### Problem statement:
Find the lines that contain the word "settings" and copy each one.
# start of The data
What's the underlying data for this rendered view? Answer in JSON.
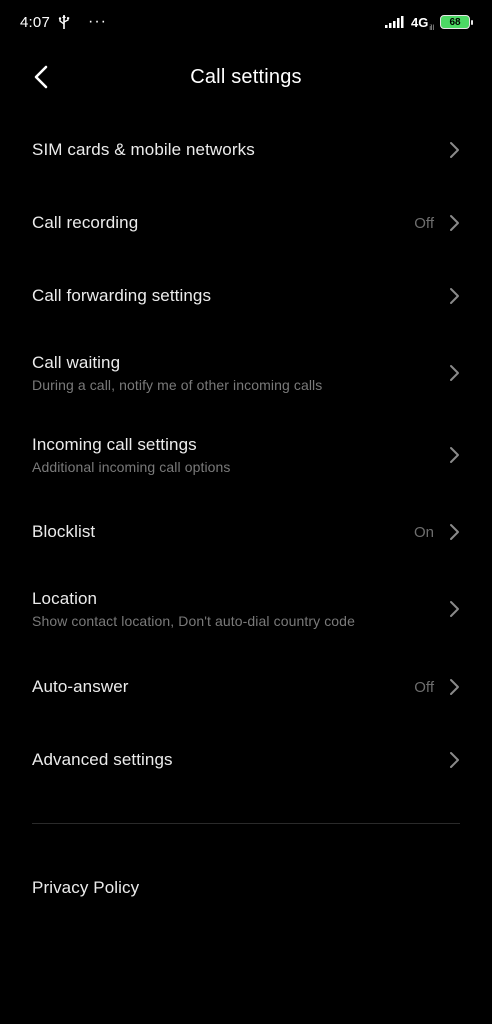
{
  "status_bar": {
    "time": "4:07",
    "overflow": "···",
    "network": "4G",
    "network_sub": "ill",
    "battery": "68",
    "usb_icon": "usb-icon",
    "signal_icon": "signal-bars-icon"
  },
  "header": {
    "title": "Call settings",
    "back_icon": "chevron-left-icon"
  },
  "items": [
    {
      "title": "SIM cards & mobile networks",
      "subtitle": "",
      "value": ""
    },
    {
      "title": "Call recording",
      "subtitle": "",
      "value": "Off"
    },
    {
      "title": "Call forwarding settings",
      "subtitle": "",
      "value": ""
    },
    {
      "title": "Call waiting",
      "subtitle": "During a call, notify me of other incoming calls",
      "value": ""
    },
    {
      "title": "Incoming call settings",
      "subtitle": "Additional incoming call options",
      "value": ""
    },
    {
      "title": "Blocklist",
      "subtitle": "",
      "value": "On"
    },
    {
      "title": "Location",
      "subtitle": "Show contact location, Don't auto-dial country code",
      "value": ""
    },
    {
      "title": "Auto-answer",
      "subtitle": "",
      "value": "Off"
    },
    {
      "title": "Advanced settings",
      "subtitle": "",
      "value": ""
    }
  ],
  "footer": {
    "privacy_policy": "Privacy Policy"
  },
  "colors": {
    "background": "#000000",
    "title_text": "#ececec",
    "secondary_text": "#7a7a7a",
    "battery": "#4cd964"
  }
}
# end of The data
# start of The data
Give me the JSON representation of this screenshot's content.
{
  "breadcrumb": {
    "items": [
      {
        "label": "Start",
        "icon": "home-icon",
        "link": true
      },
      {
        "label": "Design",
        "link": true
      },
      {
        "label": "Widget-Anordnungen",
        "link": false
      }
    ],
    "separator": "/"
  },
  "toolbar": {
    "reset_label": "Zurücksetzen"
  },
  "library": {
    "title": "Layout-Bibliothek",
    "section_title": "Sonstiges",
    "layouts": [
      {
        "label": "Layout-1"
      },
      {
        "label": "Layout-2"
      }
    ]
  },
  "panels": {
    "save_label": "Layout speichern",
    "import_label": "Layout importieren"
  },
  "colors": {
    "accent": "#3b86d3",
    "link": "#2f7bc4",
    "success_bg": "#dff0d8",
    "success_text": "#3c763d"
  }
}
# end of The data
### Result for this exercise:
    "title": "Call settings",
      "title": "Call forwarding settings",
      "title": "Incoming call settings",
      "title": "Advanced settings",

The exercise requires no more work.